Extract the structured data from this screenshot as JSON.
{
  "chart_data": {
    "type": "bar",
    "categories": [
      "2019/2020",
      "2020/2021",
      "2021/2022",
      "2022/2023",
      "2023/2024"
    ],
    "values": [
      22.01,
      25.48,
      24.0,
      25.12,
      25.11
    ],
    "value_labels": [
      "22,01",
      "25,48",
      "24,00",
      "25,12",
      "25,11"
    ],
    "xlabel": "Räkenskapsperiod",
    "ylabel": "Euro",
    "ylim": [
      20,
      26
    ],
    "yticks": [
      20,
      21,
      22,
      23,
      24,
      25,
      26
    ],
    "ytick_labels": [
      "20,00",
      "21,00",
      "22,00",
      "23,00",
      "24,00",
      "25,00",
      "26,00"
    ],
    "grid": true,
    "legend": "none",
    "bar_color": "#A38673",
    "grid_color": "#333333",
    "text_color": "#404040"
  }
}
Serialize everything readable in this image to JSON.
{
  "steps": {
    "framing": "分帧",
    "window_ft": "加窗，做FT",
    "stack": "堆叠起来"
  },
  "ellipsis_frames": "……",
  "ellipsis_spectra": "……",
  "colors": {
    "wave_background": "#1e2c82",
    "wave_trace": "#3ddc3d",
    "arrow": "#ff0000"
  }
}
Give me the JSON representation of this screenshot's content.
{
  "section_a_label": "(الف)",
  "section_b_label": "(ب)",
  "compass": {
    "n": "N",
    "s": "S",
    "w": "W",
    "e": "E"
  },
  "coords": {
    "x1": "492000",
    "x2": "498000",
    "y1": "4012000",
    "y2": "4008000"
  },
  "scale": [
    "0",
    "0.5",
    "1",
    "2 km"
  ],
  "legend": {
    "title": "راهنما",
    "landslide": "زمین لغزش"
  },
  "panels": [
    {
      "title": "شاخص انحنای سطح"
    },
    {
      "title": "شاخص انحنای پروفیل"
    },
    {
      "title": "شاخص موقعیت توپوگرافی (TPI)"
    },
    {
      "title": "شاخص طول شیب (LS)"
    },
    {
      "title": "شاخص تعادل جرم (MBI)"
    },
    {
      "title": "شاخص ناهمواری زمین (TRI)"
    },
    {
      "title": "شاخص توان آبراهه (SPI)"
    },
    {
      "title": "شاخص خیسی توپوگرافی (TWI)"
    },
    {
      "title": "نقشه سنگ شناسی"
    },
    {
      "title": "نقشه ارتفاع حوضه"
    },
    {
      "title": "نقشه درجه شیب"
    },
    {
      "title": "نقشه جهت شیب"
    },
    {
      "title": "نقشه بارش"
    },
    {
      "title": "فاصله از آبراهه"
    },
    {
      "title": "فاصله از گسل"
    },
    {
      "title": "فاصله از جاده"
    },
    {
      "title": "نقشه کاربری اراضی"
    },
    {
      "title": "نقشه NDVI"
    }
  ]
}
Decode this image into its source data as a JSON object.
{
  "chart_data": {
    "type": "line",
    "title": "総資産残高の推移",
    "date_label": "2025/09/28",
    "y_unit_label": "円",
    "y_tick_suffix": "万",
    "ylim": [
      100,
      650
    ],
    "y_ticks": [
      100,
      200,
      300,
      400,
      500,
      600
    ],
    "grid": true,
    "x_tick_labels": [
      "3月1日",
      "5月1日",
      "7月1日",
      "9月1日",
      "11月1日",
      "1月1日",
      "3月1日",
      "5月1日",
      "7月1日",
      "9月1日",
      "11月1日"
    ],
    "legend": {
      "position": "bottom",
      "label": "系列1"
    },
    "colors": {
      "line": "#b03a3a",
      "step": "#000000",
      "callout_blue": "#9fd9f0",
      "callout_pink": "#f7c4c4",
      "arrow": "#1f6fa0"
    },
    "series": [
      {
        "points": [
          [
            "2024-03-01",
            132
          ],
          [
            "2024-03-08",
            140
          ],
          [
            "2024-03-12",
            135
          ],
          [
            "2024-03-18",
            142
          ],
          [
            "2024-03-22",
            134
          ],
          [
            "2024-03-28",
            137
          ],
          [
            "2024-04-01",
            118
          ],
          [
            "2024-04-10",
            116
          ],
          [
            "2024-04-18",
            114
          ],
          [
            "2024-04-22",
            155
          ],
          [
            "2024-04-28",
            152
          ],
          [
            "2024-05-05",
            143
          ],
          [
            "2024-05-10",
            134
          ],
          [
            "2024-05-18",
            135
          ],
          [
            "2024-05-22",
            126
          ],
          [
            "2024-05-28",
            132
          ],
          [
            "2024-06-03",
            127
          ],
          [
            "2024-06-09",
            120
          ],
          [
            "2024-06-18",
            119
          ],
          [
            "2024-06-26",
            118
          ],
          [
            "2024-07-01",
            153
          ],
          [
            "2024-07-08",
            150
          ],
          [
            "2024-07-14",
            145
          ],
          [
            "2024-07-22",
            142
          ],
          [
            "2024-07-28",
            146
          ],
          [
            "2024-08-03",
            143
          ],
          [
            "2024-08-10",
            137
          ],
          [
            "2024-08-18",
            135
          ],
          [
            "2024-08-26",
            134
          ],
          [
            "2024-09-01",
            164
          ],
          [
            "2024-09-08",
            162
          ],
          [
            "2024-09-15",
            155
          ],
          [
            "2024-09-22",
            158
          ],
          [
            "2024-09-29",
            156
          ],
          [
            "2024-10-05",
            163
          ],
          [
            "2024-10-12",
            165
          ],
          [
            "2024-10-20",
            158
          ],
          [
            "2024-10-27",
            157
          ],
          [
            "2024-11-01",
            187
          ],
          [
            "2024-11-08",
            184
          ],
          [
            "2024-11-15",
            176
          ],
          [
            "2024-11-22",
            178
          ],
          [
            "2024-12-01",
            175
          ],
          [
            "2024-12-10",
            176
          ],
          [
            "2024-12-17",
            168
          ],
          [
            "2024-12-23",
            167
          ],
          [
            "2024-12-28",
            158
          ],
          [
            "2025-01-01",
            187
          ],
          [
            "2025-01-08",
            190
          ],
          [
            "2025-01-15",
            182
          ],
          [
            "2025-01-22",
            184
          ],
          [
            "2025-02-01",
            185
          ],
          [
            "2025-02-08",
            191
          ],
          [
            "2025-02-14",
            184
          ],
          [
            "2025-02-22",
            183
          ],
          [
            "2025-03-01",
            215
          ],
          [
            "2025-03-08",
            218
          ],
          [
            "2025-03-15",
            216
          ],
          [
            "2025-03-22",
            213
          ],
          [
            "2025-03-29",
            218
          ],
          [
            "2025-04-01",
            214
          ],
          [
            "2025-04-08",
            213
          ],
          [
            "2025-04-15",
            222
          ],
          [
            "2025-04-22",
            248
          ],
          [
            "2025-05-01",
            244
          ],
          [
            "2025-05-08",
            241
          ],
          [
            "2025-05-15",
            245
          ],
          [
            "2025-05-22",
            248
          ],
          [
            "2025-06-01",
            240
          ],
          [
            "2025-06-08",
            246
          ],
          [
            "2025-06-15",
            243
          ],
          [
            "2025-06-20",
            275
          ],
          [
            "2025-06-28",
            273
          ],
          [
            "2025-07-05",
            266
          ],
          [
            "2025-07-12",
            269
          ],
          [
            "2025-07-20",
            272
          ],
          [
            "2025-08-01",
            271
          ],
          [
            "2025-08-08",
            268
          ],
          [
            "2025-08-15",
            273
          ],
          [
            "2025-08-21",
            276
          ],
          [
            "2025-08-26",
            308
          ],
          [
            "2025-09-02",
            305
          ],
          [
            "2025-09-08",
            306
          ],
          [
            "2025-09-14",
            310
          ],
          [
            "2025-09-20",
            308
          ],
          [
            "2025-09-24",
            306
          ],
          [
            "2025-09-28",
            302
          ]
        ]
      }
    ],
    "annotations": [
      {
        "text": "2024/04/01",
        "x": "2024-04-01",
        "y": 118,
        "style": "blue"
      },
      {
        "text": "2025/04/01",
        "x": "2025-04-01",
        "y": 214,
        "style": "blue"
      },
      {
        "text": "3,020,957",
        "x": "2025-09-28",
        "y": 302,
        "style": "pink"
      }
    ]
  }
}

* [Exercise requirements]:
Pick out all lines from the data above in which the word "image" appears.

* [Result for this exercise]:
Serialize everything readable in this image to JSON.
Decode this image into its source data as a JSON object.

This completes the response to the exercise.